Supplied entries:
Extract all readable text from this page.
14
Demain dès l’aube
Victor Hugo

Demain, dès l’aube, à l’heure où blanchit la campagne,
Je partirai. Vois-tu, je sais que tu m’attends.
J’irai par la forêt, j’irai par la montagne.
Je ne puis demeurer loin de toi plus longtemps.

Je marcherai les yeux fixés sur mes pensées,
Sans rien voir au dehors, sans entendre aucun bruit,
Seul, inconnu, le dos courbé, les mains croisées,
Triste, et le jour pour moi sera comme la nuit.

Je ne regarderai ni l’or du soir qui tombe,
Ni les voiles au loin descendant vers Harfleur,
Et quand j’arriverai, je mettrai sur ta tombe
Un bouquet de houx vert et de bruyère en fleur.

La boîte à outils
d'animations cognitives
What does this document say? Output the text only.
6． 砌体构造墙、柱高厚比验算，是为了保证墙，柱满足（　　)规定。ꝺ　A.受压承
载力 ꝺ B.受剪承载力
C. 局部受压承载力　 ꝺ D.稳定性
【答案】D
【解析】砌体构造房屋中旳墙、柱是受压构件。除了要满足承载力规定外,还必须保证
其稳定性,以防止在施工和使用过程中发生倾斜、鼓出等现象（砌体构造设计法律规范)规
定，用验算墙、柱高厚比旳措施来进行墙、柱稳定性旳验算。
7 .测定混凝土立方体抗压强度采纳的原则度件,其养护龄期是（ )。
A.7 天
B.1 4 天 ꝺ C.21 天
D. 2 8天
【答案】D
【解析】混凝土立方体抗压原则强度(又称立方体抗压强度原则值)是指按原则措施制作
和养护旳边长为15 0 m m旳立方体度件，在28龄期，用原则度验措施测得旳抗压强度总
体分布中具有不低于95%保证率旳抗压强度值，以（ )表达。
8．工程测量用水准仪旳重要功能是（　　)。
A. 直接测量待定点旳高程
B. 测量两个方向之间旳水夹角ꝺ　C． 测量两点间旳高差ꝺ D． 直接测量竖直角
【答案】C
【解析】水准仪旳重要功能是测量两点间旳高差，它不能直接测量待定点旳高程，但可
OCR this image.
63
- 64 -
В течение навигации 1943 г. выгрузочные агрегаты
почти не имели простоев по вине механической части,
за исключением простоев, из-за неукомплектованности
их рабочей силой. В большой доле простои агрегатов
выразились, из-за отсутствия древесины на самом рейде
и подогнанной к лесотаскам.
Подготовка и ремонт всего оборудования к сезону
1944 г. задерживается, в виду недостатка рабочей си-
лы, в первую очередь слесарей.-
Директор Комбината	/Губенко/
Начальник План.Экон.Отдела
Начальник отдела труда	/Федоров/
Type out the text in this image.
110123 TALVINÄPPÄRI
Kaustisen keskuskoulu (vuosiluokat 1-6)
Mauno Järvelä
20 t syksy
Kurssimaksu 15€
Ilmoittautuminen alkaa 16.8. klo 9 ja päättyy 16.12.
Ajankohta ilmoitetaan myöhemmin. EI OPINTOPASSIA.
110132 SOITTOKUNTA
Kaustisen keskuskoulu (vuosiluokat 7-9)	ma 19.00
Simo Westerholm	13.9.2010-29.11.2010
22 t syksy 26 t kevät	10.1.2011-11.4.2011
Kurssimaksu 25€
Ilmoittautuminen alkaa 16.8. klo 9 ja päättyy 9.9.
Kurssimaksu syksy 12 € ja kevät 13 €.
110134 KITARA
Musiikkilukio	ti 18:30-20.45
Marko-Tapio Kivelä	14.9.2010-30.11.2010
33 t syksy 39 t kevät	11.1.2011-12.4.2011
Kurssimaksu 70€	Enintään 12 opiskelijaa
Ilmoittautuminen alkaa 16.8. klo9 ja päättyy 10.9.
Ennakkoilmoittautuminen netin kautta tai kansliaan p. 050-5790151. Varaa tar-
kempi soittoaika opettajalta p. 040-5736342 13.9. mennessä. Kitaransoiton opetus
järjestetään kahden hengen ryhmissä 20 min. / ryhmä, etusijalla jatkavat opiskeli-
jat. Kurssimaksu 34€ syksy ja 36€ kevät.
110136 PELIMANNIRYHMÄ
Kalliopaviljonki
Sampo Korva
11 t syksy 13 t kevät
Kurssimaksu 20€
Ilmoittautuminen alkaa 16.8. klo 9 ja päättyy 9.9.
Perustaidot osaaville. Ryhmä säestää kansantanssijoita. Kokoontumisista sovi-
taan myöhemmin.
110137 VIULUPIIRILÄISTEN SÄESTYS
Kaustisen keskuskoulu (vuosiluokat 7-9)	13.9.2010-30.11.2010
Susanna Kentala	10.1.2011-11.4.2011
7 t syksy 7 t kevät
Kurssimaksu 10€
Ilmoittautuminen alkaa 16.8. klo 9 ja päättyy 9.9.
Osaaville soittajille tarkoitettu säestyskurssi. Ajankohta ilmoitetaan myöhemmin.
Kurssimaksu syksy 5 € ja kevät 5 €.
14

Do this: Locate all lines in the listing above with the word "ilmoitetaan". Copy them.

Answer to the problem:
Ajankohta ilmoitetaan myöhemmin. EI OPINTOPASSIA.
Osaaville soittajille tarkoitettu säestyskurssi. Ajankohta ilmoitetaan myöhemmin.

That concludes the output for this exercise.